BRIEF: Set down the whole listing verbatim.

(Dataset listings of figures)
───
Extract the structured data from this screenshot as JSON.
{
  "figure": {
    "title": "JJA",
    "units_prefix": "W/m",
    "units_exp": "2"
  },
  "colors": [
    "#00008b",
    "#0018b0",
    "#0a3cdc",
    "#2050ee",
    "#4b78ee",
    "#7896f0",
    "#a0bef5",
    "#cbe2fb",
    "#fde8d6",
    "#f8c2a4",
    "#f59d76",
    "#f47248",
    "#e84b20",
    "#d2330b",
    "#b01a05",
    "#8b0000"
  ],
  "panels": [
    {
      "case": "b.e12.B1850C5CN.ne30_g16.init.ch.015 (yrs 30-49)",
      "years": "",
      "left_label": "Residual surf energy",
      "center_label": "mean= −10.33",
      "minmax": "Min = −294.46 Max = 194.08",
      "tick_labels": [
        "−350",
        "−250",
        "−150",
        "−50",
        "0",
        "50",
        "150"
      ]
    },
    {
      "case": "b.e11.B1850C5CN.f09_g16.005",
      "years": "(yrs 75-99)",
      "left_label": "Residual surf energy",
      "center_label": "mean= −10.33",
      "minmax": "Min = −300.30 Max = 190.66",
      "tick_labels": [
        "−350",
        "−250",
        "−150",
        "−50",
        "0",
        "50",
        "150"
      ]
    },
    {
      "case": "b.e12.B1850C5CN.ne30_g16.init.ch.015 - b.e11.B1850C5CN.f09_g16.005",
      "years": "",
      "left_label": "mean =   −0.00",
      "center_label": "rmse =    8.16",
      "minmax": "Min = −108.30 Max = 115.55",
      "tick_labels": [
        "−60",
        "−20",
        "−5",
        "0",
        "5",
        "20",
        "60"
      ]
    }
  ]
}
───
RESULT FOR THIS TASK:
Extract the structured data from this screenshot as JSON.
{
  "figure": {
    "title": "JJA",
    "units_prefix": "W/m",
    "units_exp": "2"
  },
  "colors": [
    "#00008b",
    "#0018b0",
    "#0a3cdc",
    "#2050ee",
    "#4b78ee",
    "#7896f0",
    "#a0bef5",
    "#cbe2fb",
    "#fde8d6",
    "#f8c2a4",
    "#f59d76",
    "#f47248",
    "#e84b20",
    "#d2330b",
    "#b01a05",
    "#8b0000"
  ],
  "panels": [
    {
      "case": "b.e12.B1850C5CN.ne30_g16.init.ch.015 (yrs 30-49)",
      "years": "",
      "left_label": "Residual surf energy",
      "center_label": "mean= −10.33",
      "minmax": "Min = −294.46 Max = 194.08",
      "tick_labels": [
        "−350",
        "−250",
        "−150",
        "−50",
        "0",
        "50",
        "150"
      ]
    },
    {
      "case": "b.e11.B1850C5CN.f09_g16.005",
      "years": "(yrs 75-99)",
      "left_label": "Residual surf energy",
      "center_label": "mean= −10.33",
      "minmax": "Min = −300.30 Max = 190.66",
      "tick_labels": [
        "−350",
        "−250",
        "−150",
        "−50",
        "0",
        "50",
        "150"
      ]
    },
    {
      "case": "b.e12.B1850C5CN.ne30_g16.init.ch.015 - b.e11.B1850C5CN.f09_g16.005",
      "years": "",
      "left_label": "mean =   −0.00",
      "center_label": "rmse =    8.16",
      "minmax": "Min = −108.30 Max = 115.55",
      "tick_labels": [
        "−60",
        "−20",
        "−5",
        "0",
        "5",
        "20",
        "60"
      ]
    }
  ]
}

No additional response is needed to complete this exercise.